==== Dataset records
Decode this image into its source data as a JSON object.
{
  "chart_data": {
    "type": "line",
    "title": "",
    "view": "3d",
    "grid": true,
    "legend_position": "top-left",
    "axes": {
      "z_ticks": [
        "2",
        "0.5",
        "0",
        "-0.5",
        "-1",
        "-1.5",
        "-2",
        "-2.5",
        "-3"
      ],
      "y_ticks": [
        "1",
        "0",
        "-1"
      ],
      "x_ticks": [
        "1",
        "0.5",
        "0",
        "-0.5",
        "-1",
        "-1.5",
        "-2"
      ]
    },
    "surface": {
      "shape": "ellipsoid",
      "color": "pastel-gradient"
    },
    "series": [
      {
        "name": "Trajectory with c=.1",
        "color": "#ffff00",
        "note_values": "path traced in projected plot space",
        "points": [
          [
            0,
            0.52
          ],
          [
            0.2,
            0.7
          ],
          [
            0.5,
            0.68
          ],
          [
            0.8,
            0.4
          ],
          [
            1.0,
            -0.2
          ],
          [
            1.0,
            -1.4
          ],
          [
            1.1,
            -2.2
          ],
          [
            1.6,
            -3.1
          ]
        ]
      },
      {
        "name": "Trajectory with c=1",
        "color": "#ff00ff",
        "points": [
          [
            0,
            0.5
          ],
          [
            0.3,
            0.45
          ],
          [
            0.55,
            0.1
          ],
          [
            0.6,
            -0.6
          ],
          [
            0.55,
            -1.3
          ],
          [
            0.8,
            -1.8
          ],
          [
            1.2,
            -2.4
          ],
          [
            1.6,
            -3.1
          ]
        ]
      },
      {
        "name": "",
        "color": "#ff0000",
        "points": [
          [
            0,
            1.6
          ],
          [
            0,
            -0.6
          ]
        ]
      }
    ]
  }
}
========
==== Dataset records
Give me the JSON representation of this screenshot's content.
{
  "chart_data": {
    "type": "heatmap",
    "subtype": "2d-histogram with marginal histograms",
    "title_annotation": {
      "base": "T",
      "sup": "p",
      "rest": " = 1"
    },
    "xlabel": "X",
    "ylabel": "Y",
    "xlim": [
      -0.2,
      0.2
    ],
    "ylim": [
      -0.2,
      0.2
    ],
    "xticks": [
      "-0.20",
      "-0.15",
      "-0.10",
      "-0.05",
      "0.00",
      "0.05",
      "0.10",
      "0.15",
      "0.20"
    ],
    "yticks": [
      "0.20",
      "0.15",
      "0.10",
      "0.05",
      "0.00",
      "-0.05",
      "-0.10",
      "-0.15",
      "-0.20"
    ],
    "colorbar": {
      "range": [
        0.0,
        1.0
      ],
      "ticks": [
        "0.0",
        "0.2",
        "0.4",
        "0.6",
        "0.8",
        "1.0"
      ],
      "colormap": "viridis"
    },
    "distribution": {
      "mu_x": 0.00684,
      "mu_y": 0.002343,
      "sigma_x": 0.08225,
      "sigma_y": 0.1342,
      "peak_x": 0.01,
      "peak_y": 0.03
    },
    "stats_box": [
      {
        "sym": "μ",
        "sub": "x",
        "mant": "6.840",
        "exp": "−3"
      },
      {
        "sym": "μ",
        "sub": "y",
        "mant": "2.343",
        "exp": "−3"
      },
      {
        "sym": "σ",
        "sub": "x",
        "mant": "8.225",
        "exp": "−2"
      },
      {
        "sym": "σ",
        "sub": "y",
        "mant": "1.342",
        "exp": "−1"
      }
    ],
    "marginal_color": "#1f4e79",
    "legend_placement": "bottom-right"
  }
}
========
Exercise aim:
Show every line from the entries above in which "mant" appears.

Worked answer:
        "mant": "6.840",
        "mant": "2.343",
        "mant": "8.225",
        "mant": "1.342",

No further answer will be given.